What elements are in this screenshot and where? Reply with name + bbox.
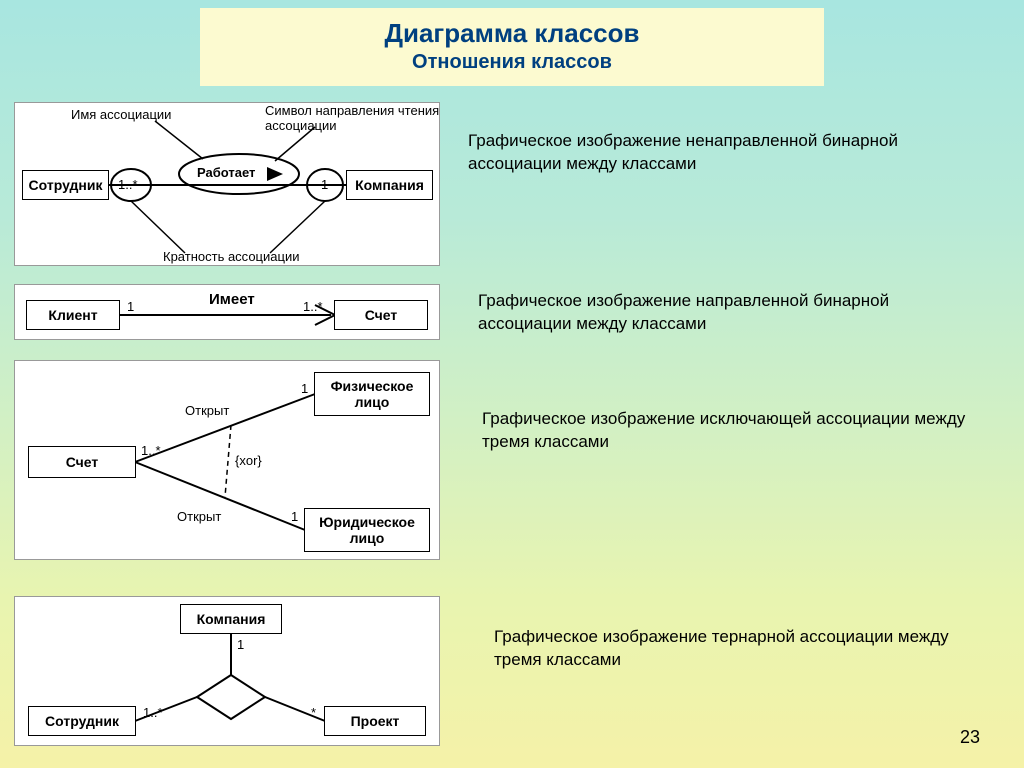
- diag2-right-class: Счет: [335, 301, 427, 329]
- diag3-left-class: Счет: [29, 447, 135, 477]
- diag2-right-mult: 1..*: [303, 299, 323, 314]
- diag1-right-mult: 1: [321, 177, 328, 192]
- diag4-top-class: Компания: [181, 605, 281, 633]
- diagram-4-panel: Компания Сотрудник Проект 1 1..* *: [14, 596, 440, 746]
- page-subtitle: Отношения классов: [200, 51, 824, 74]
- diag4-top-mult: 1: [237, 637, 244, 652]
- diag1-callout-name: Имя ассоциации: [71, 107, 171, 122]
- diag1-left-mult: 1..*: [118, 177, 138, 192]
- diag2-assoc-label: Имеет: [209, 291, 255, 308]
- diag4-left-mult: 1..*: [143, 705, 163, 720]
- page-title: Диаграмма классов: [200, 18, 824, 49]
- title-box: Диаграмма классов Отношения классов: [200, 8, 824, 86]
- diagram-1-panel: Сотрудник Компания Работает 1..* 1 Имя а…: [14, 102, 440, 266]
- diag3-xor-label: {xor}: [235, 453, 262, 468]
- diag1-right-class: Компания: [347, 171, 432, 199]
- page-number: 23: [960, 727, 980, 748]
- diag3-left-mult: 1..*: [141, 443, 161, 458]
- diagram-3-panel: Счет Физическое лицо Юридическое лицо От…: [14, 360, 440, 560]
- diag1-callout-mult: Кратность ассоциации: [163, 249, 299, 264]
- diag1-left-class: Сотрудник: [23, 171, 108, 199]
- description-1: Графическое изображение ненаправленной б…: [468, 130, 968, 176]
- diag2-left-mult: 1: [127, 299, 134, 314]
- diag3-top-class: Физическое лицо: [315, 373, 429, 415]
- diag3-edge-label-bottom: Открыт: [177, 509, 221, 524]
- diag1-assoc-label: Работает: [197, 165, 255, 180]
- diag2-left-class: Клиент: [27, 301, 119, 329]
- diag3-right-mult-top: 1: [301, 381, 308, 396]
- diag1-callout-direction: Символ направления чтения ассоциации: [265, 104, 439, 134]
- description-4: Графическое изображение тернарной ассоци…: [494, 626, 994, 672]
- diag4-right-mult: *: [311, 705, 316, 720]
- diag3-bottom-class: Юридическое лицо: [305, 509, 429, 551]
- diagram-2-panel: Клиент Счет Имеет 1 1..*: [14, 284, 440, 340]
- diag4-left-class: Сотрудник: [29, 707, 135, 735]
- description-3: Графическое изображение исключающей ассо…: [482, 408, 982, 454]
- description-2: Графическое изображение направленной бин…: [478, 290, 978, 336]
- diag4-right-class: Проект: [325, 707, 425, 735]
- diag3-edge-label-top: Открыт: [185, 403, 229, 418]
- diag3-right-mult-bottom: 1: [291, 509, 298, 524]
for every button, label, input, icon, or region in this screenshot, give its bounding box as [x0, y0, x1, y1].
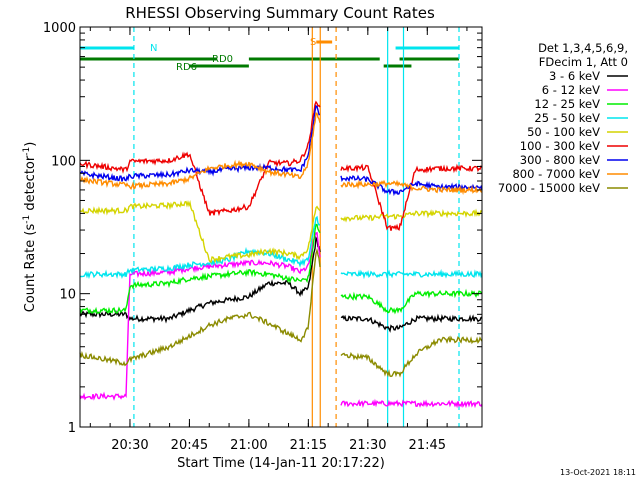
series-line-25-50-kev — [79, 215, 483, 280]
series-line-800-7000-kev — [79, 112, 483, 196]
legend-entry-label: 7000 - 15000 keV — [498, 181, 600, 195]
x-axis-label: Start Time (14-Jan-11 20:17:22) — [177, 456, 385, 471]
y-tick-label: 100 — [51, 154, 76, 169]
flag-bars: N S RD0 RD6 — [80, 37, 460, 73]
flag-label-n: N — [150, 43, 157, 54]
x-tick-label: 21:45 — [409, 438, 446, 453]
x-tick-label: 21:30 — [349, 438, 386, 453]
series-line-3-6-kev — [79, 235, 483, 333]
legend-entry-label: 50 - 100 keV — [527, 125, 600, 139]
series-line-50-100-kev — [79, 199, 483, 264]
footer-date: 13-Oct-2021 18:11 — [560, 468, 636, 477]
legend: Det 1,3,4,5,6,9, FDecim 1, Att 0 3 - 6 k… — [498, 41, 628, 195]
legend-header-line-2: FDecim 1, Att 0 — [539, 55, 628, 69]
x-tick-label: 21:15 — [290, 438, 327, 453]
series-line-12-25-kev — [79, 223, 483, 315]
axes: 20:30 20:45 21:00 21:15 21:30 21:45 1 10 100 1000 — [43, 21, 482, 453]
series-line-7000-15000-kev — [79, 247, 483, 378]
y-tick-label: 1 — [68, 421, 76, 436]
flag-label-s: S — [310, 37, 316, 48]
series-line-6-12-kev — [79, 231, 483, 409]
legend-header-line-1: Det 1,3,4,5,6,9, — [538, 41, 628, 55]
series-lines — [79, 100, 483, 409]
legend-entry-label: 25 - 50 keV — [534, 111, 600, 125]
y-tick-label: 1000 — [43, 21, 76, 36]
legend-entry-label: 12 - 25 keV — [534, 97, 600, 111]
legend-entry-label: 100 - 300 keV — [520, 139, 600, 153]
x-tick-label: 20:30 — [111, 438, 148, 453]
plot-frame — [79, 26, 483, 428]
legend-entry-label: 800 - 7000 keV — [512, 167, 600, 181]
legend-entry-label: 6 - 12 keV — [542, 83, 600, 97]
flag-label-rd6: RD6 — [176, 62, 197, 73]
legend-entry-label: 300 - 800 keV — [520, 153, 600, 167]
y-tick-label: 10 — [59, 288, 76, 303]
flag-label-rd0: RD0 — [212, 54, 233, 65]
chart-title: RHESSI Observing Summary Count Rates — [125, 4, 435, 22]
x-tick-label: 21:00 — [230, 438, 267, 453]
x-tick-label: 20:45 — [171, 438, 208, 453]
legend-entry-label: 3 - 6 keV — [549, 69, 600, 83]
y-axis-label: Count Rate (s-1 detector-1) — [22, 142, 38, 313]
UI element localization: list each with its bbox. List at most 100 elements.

┄┄┄┄┄┄

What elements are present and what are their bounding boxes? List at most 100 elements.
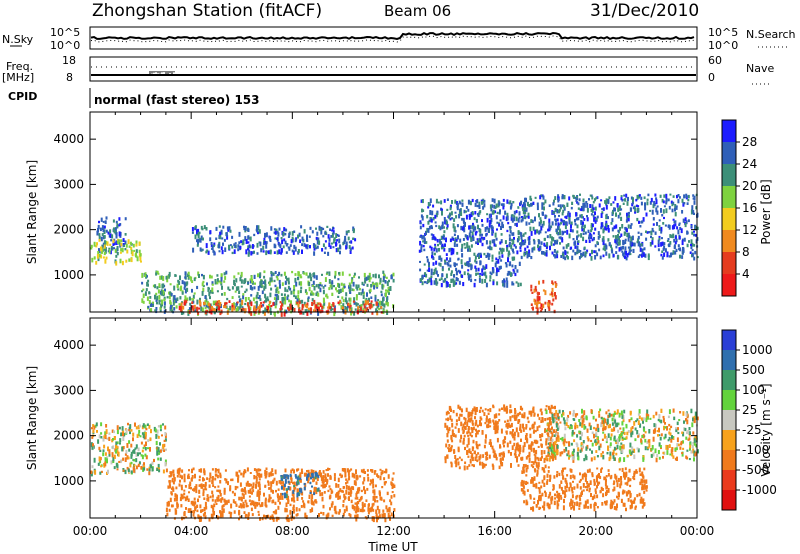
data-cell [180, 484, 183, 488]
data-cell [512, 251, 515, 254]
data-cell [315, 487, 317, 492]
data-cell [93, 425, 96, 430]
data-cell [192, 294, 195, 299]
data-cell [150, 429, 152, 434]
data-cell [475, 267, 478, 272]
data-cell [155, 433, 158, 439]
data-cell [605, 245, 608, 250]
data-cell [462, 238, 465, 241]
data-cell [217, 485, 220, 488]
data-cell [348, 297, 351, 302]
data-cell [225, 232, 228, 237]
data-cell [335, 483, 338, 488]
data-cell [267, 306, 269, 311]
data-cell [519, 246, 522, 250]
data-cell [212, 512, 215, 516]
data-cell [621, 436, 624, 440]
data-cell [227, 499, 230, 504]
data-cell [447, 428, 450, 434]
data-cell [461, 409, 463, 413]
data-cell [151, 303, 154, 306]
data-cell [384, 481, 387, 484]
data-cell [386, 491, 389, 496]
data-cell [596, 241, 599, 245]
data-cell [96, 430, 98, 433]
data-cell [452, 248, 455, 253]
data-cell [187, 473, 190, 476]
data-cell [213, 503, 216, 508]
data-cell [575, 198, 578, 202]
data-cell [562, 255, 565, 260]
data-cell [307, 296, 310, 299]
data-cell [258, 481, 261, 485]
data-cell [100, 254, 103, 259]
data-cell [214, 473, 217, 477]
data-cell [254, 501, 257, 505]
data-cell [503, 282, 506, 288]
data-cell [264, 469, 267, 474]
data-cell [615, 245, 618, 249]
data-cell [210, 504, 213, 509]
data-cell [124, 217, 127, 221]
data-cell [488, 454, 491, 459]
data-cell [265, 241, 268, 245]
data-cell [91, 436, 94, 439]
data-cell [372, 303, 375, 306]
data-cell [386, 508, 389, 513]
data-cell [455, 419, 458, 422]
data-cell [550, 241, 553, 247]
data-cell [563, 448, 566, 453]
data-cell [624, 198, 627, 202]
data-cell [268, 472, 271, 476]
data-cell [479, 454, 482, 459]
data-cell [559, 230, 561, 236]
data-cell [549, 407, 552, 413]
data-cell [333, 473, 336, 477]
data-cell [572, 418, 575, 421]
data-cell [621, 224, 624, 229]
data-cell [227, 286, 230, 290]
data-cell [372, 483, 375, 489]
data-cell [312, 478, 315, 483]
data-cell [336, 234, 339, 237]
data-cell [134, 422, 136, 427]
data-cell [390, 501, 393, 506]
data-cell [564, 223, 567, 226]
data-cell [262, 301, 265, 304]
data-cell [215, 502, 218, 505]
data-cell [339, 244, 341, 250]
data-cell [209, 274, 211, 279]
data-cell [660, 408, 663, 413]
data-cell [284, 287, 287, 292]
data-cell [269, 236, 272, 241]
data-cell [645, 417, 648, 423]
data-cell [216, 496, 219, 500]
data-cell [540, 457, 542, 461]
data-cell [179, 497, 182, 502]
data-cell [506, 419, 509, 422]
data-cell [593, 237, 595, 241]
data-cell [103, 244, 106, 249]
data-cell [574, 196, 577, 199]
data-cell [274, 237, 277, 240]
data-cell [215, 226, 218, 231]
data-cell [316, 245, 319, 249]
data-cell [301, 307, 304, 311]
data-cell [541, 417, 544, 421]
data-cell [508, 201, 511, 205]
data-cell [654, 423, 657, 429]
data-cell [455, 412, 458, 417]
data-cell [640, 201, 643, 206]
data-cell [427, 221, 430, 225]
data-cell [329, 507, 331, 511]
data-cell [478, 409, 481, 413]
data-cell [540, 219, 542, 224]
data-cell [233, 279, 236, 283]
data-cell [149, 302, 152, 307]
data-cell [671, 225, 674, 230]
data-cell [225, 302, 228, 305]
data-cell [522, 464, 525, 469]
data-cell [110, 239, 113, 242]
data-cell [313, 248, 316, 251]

┄┄┄┄┄┄

# TO DO:
Locate every line in the records above that contains the string "Count" with the same capitalization, and copy each of those lines.

# WRITTEN SOLUTION:
chart-title: RHESSI Observing Summary Count Rates — [125, 4, 435, 22]
y-axis-label: Count Rate (s-1 detector-1) — [22, 142, 38, 313]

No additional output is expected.